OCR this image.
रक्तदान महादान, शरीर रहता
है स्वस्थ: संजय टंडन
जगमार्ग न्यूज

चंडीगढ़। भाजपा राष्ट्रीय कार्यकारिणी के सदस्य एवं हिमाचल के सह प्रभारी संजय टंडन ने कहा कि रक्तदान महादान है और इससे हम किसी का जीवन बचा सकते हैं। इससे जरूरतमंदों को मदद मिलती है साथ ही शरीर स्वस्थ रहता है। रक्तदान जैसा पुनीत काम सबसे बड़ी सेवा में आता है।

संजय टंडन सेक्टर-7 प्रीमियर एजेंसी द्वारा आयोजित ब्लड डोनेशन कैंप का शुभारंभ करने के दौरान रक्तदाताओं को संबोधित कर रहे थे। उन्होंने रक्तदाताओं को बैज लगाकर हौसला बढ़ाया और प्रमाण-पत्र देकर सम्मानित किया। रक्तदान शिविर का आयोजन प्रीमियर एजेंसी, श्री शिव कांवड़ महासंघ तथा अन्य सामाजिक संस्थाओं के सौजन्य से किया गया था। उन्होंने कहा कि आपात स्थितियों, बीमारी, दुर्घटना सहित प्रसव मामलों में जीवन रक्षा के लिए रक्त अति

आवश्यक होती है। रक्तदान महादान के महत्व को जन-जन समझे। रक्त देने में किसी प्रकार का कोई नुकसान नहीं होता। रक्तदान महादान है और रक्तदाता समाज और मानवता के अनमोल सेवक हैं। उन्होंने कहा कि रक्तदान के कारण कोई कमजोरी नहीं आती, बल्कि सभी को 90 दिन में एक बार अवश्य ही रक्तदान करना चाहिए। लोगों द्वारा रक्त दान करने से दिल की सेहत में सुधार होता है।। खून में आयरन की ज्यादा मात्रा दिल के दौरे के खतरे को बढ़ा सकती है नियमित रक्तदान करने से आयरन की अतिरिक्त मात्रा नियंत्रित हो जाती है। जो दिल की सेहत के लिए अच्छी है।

• • • •

Write out the entries above once more, without altering anything.

OCR this image.
रक्तदान महादान, शरीर रहता
है स्वस्थ: संजय टंडन
जगमार्ग न्यूज

चंडीगढ़। भाजपा राष्ट्रीय कार्यकारिणी के सदस्य एवं हिमाचल के सह प्रभारी संजय टंडन ने कहा कि रक्तदान महादान है और इससे हम किसी का जीवन बचा सकते हैं। इससे जरूरतमंदों को मदद मिलती है साथ ही शरीर स्वस्थ रहता है। रक्तदान जैसा पुनीत काम सबसे बड़ी सेवा में आता है।

संजय टंडन सेक्टर-7 प्रीमियर एजेंसी द्वारा आयोजित ब्लड डोनेशन कैंप का शुभारंभ करने के दौरान रक्तदाताओं को संबोधित कर रहे थे। उन्होंने रक्तदाताओं को बैज लगाकर हौसला बढ़ाया और प्रमाण-पत्र देकर सम्मानित किया। रक्तदान शिविर का आयोजन प्रीमियर एजेंसी, श्री शिव कांवड़ महासंघ तथा अन्य सामाजिक संस्थाओं के सौजन्य से किया गया था। उन्होंने कहा कि आपात स्थितियों, बीमारी, दुर्घटना सहित प्रसव मामलों में जीवन रक्षा के लिए रक्त अति

आवश्यक होती है। रक्तदान महादान के महत्व को जन-जन समझे। रक्त देने में किसी प्रकार का कोई नुकसान नहीं होता। रक्तदान महादान है और रक्तदाता समाज और मानवता के अनमोल सेवक हैं। उन्होंने कहा कि रक्तदान के कारण कोई कमजोरी नहीं आती, बल्कि सभी को 90 दिन में एक बार अवश्य ही रक्तदान करना चाहिए। लोगों द्वारा रक्त दान करने से दिल की सेहत में सुधार होता है।। खून में आयरन की ज्यादा मात्रा दिल के दौरे के खतरे को बढ़ा सकती है नियमित रक्तदान करने से आयरन की अतिरिक्त मात्रा नियंत्रित हो जाती है। जो दिल की सेहत के लिए अच्छी है।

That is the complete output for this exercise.